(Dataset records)
******************************
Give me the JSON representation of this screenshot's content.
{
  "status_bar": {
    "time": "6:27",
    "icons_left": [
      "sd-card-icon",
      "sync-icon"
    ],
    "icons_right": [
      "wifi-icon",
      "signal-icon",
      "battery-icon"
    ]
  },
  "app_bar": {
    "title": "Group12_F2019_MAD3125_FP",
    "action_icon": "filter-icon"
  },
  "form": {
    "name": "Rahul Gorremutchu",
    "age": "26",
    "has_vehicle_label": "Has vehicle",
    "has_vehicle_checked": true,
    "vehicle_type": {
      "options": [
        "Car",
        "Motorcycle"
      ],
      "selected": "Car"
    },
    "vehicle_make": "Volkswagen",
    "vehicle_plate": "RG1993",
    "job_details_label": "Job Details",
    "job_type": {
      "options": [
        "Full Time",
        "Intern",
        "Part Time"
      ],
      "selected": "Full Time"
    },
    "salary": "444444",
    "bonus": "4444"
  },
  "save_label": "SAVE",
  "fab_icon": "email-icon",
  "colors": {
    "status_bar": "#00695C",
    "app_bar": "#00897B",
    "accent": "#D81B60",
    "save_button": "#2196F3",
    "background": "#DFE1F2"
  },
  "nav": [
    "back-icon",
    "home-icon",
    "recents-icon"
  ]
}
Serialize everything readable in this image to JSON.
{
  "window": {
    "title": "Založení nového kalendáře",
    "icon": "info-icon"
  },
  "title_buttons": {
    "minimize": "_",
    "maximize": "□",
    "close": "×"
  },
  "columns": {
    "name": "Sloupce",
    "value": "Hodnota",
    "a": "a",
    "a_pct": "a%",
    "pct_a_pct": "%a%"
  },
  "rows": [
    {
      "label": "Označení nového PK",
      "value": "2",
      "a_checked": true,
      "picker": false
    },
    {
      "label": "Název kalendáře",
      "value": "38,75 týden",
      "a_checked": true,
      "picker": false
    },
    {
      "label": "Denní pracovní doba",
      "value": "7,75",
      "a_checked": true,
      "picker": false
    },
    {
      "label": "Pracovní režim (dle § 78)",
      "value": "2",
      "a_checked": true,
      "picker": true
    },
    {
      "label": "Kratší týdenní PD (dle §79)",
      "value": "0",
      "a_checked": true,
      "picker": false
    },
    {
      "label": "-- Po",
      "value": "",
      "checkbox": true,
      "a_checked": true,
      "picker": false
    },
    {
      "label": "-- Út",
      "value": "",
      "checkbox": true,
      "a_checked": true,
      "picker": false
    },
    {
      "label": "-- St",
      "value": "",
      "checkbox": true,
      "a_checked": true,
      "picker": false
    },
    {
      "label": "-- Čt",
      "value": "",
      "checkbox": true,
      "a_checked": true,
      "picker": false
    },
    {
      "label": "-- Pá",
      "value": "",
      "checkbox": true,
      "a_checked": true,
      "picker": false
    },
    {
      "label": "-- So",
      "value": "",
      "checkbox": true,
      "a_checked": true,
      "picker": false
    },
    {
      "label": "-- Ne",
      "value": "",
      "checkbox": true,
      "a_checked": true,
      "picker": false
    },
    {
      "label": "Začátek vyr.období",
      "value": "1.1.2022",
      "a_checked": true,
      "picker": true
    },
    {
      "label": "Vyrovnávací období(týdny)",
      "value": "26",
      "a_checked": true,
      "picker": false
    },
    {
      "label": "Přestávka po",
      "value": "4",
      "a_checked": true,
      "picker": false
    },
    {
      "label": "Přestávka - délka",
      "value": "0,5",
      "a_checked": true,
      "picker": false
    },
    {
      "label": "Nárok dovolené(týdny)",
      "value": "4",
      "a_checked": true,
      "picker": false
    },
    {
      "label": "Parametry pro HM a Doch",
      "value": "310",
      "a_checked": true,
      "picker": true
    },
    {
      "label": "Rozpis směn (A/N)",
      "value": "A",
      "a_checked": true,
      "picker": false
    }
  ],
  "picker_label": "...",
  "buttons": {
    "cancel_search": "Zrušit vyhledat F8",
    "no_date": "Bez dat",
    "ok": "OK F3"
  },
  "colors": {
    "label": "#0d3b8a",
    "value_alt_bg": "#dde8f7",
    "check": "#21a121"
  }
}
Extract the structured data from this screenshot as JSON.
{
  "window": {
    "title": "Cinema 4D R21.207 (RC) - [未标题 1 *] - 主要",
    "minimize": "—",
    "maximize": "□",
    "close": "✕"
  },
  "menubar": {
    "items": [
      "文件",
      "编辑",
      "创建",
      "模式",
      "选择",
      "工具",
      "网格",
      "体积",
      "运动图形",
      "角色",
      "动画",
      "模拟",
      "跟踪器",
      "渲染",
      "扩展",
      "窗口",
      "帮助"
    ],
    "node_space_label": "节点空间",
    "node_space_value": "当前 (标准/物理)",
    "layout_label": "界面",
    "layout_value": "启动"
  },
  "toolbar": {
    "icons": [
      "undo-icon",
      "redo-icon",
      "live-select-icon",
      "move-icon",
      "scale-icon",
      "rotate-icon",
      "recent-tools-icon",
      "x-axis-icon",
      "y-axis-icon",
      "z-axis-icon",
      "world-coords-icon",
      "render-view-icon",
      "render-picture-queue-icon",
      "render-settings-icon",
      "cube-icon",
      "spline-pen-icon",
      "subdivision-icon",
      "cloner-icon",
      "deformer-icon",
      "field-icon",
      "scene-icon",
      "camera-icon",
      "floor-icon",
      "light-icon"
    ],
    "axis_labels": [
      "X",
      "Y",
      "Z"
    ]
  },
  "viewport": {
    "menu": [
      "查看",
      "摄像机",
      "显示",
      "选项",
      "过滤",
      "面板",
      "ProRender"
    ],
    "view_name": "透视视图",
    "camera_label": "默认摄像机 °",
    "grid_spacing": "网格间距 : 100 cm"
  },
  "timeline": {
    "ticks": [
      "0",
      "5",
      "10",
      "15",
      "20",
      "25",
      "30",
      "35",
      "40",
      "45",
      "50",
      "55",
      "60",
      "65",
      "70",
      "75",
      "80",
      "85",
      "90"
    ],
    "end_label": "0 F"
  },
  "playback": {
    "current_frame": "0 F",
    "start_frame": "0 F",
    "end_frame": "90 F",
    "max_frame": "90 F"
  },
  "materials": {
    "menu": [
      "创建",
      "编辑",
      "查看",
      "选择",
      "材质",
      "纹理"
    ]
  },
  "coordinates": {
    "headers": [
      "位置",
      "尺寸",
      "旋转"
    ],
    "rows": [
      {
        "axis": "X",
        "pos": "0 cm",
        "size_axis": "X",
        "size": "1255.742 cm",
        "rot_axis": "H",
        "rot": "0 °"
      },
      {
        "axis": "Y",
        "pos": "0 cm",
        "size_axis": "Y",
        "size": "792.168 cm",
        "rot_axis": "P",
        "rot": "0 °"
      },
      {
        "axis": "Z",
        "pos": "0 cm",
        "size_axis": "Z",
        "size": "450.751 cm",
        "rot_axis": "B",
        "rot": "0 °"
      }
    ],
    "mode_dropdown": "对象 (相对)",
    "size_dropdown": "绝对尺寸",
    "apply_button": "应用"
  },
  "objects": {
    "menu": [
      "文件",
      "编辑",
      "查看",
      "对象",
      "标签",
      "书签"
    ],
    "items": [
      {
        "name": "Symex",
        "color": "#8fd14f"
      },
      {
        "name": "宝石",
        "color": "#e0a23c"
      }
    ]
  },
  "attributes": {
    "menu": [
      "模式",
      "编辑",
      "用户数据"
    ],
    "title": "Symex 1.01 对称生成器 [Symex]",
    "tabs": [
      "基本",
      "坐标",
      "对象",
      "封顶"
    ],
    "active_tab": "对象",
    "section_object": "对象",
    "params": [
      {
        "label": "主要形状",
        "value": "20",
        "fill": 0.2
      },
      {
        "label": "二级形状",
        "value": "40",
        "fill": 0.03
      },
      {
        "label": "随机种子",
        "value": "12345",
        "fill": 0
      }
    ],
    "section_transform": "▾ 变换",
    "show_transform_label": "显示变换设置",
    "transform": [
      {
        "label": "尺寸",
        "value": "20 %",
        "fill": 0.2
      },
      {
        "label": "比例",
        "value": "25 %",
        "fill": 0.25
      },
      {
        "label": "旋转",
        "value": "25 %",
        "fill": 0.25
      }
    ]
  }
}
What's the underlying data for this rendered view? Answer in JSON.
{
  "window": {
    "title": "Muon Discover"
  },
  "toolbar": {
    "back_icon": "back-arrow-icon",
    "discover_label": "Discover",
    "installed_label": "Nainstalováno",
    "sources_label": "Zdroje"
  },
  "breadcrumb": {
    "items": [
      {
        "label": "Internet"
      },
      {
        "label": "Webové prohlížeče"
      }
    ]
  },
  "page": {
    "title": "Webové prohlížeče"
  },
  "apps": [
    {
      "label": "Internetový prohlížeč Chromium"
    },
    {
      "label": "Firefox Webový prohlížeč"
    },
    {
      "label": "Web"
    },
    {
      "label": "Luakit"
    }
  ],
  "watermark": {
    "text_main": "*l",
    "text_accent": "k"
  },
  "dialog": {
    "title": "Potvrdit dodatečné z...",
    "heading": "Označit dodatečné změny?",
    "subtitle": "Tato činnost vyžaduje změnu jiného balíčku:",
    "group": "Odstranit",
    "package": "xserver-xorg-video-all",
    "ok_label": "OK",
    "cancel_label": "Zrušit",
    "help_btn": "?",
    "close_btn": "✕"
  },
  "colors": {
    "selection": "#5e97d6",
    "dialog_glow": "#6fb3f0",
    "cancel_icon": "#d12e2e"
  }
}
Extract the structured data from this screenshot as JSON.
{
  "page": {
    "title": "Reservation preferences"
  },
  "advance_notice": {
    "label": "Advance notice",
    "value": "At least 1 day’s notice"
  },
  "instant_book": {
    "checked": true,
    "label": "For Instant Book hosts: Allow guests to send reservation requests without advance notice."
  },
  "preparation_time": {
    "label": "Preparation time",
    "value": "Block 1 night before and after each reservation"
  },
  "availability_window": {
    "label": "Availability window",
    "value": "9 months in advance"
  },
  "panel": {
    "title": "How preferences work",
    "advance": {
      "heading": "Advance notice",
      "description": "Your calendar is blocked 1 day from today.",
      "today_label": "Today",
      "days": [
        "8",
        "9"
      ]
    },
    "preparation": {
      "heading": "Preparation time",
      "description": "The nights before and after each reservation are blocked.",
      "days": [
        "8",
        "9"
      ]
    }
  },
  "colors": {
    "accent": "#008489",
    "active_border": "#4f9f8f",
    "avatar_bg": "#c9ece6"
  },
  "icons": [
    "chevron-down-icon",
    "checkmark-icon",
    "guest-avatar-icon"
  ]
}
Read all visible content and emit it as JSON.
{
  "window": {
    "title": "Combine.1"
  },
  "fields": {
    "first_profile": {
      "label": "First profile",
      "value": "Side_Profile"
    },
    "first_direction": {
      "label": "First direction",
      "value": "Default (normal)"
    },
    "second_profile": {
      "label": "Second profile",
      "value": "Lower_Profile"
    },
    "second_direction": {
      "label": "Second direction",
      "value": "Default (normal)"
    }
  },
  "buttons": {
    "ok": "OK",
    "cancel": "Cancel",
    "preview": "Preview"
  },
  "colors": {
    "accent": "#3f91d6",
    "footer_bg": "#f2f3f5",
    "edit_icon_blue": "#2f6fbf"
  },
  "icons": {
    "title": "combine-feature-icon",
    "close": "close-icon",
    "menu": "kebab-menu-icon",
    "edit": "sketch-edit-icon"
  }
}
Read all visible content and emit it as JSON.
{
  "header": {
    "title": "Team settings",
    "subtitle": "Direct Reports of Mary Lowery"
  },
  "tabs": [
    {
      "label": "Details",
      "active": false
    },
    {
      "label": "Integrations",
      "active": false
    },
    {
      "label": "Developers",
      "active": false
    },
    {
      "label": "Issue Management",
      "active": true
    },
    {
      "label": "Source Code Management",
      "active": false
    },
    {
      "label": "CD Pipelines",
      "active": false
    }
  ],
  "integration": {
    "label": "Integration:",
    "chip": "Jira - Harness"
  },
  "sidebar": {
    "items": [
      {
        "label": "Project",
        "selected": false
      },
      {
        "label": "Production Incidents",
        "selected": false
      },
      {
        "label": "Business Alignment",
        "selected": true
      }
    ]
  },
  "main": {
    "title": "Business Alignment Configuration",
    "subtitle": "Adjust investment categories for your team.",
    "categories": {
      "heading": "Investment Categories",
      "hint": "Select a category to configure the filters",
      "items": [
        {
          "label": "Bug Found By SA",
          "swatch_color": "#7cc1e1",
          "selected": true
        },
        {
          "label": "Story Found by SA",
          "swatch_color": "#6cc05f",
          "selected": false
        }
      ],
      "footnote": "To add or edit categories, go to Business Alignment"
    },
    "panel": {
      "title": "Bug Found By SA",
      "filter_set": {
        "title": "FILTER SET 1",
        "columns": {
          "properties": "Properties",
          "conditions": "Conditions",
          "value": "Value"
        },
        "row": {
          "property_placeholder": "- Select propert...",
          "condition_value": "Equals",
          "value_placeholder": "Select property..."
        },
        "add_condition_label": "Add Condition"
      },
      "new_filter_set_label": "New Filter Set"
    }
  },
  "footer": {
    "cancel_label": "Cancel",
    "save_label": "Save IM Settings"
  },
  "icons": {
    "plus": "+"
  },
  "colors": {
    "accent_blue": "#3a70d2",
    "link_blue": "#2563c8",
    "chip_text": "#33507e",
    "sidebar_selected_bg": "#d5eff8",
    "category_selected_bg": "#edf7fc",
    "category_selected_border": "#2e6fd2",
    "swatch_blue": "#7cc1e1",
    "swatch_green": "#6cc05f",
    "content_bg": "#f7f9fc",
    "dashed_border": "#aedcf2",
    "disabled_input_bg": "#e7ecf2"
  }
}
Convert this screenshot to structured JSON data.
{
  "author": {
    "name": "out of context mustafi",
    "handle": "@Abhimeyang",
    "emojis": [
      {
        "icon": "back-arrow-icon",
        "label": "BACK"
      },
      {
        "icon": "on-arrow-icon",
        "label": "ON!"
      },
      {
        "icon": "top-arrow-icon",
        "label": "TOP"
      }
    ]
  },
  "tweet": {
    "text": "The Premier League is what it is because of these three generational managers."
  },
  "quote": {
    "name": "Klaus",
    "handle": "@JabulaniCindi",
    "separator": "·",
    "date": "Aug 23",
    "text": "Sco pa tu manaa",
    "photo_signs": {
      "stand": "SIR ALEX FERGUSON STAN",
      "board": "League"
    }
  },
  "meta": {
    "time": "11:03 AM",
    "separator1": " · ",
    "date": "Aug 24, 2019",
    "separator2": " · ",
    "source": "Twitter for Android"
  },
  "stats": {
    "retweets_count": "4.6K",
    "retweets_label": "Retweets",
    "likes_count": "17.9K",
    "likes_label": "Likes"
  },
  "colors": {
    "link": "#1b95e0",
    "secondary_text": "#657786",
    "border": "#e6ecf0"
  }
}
******************************
● **Brief**
Return each line with "arrow".

● **Output for this exercise**
    "back_icon": "back-arrow-icon",
        "icon": "back-arrow-icon",
        "icon": "on-arrow-icon",
        "icon": "top-arrow-icon",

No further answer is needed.